:: Work required ::
In the material below, the lines containing the word "this" are required; copy each of them.

:: Rows ::
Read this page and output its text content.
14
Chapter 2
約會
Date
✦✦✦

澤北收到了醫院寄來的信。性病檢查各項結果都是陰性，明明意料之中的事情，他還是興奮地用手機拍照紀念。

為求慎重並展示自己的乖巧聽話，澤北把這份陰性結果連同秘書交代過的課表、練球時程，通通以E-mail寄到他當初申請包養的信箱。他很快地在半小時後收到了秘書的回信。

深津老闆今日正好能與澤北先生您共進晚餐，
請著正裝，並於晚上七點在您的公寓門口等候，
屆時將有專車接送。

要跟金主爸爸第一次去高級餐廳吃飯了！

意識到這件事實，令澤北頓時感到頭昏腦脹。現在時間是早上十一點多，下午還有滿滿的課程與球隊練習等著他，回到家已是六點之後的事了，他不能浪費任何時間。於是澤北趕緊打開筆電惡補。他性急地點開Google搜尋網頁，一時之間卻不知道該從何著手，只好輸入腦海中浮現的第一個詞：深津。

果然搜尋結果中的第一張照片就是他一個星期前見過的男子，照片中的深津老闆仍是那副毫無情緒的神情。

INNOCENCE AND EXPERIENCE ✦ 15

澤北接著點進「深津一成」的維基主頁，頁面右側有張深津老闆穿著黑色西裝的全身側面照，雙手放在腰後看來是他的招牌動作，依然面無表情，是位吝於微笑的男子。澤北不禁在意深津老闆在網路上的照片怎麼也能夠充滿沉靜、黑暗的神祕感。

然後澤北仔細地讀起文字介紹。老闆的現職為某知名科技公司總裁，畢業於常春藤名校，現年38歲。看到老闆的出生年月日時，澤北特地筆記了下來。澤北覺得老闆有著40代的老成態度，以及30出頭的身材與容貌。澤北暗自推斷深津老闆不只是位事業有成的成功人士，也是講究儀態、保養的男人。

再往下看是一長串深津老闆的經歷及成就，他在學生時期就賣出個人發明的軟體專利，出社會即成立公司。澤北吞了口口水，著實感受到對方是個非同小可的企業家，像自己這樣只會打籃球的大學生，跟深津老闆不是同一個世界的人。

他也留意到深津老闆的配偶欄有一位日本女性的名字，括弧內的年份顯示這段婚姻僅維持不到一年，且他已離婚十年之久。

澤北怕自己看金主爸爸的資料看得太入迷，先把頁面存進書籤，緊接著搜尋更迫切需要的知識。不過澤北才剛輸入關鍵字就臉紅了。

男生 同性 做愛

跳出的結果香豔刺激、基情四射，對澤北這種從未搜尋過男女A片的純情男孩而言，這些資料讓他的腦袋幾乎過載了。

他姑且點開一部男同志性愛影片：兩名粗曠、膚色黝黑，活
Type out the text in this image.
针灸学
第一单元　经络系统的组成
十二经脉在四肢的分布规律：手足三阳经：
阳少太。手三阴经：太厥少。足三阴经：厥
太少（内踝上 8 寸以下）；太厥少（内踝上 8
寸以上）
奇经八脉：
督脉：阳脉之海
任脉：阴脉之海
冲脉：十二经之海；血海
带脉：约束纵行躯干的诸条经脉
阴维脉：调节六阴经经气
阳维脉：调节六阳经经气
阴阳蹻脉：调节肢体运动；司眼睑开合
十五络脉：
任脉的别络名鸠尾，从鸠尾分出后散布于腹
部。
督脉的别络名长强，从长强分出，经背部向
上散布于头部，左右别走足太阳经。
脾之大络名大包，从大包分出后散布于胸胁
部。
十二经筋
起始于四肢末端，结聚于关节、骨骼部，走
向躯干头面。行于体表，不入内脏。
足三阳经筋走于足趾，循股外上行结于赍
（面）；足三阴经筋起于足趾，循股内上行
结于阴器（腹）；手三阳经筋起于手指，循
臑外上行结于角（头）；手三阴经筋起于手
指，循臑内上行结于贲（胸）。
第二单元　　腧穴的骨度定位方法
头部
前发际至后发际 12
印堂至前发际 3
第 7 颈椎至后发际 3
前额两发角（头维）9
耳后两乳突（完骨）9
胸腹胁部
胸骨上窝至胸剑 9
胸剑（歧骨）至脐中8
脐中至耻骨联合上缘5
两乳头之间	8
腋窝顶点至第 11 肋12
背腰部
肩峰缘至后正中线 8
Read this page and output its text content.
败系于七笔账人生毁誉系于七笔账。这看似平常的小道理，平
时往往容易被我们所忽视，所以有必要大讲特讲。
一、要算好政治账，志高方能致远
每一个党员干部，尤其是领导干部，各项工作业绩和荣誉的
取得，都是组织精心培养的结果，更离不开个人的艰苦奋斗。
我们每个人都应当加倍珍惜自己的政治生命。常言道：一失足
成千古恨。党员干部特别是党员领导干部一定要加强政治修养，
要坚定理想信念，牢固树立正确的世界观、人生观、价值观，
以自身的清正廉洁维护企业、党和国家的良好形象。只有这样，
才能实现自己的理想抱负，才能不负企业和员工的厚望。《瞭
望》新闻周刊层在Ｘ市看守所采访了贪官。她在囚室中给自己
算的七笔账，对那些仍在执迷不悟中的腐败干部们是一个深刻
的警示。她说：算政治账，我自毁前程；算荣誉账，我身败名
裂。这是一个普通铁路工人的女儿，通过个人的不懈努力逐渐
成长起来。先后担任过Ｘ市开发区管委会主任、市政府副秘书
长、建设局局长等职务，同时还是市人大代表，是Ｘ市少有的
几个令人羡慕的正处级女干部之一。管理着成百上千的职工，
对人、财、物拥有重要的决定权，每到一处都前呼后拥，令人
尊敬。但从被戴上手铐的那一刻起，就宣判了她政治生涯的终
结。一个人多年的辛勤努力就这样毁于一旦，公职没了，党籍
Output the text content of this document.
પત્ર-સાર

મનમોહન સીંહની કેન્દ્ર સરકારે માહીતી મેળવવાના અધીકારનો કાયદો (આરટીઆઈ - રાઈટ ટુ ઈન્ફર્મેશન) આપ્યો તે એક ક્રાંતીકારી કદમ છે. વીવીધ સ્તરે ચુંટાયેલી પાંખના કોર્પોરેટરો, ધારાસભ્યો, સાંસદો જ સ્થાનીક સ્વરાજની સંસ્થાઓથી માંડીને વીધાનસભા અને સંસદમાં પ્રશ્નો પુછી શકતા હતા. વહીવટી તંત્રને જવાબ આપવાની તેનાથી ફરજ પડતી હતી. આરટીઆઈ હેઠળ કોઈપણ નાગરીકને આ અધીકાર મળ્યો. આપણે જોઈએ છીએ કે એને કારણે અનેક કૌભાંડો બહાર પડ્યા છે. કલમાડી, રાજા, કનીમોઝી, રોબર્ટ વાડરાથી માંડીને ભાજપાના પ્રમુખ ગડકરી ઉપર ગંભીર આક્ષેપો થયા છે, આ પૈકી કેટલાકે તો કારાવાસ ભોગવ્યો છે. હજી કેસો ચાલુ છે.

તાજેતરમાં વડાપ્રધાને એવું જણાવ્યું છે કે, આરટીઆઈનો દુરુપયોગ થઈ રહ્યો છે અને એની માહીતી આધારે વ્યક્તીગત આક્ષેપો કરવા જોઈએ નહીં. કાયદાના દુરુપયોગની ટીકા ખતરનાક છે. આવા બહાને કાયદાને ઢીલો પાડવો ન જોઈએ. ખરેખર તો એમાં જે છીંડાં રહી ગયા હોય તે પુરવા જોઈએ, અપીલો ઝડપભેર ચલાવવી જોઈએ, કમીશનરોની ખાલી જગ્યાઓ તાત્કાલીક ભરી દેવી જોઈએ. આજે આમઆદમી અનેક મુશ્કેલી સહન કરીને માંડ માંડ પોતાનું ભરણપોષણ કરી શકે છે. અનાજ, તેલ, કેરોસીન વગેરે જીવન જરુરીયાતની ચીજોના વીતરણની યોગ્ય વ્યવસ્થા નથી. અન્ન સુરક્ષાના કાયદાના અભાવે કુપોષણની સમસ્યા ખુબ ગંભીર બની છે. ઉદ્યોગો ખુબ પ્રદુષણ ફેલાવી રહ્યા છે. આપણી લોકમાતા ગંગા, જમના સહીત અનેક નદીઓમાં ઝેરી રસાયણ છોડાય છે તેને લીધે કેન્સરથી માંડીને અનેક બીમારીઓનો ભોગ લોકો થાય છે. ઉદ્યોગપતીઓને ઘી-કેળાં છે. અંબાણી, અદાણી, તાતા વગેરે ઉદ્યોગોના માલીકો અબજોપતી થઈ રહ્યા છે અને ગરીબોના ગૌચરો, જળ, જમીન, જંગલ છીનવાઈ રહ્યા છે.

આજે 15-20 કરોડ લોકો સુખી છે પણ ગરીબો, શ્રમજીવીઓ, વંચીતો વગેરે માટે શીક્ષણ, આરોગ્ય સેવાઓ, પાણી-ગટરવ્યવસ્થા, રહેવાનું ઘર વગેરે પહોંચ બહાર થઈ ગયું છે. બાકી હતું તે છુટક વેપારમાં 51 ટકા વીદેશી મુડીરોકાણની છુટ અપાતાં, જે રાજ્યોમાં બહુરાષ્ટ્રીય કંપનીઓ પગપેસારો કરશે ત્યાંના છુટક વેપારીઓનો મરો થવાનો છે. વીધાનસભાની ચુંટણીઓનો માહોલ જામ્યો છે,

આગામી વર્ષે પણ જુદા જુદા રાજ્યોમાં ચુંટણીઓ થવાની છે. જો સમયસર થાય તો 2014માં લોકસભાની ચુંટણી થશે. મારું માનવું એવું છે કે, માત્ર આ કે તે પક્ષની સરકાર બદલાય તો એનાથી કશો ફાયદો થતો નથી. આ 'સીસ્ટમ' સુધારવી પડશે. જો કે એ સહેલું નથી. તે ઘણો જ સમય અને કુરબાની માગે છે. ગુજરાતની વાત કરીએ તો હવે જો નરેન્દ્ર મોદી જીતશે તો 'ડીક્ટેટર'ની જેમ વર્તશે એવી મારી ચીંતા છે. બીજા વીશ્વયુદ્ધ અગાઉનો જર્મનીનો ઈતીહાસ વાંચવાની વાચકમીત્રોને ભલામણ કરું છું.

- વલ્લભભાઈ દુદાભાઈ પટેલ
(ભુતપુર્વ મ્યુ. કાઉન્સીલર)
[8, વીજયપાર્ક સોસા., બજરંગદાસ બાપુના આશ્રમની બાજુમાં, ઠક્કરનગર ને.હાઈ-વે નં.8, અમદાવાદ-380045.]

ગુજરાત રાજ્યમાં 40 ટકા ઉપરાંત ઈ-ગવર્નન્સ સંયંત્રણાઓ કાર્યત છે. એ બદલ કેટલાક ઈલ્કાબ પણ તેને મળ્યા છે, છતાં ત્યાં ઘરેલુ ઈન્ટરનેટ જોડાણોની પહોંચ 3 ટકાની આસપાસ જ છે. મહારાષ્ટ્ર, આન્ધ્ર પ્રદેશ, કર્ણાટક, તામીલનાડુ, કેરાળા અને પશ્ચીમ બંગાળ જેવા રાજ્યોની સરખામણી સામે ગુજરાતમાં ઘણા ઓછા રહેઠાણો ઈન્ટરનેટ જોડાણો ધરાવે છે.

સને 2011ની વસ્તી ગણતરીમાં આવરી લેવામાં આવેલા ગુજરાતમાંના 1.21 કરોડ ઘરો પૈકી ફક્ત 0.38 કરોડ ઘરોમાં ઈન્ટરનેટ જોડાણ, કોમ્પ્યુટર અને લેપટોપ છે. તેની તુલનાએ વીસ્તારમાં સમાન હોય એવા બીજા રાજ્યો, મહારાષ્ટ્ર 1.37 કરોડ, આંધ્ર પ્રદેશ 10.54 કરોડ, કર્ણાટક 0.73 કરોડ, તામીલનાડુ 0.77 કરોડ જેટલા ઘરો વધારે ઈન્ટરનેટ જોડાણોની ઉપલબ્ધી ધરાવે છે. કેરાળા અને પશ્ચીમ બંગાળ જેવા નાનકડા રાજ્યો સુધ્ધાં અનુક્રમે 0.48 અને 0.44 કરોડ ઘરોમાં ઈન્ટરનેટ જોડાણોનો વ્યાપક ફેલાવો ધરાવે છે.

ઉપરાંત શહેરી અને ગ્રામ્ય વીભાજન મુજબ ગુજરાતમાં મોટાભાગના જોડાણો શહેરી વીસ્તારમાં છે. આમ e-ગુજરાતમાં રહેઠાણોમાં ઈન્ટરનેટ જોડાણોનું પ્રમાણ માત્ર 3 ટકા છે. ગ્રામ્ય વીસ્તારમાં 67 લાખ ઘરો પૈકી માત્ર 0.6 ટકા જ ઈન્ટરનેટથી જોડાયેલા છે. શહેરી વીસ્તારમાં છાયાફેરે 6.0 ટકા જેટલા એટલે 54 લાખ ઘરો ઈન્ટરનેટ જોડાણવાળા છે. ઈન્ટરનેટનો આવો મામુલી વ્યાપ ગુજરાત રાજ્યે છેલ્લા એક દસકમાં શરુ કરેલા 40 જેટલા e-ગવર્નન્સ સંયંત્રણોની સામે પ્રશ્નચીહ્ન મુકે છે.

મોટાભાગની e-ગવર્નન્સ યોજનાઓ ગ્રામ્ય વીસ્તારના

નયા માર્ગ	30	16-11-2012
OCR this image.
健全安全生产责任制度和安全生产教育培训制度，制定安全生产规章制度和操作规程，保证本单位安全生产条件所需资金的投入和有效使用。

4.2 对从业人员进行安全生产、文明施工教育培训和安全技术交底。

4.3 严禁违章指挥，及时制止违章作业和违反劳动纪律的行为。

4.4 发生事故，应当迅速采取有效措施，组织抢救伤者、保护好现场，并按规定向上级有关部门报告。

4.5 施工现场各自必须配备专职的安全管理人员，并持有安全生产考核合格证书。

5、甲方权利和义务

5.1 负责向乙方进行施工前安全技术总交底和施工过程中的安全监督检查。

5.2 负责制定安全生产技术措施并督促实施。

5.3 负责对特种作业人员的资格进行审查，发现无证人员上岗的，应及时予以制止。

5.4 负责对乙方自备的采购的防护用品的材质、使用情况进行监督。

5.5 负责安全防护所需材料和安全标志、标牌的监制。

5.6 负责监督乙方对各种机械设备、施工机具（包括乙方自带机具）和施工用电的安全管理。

:: Response to the task ::
Read this page and output its text content.
Type out the text in this image.
Read this page and output its text content.
Output the text content of this document.
OCR this image.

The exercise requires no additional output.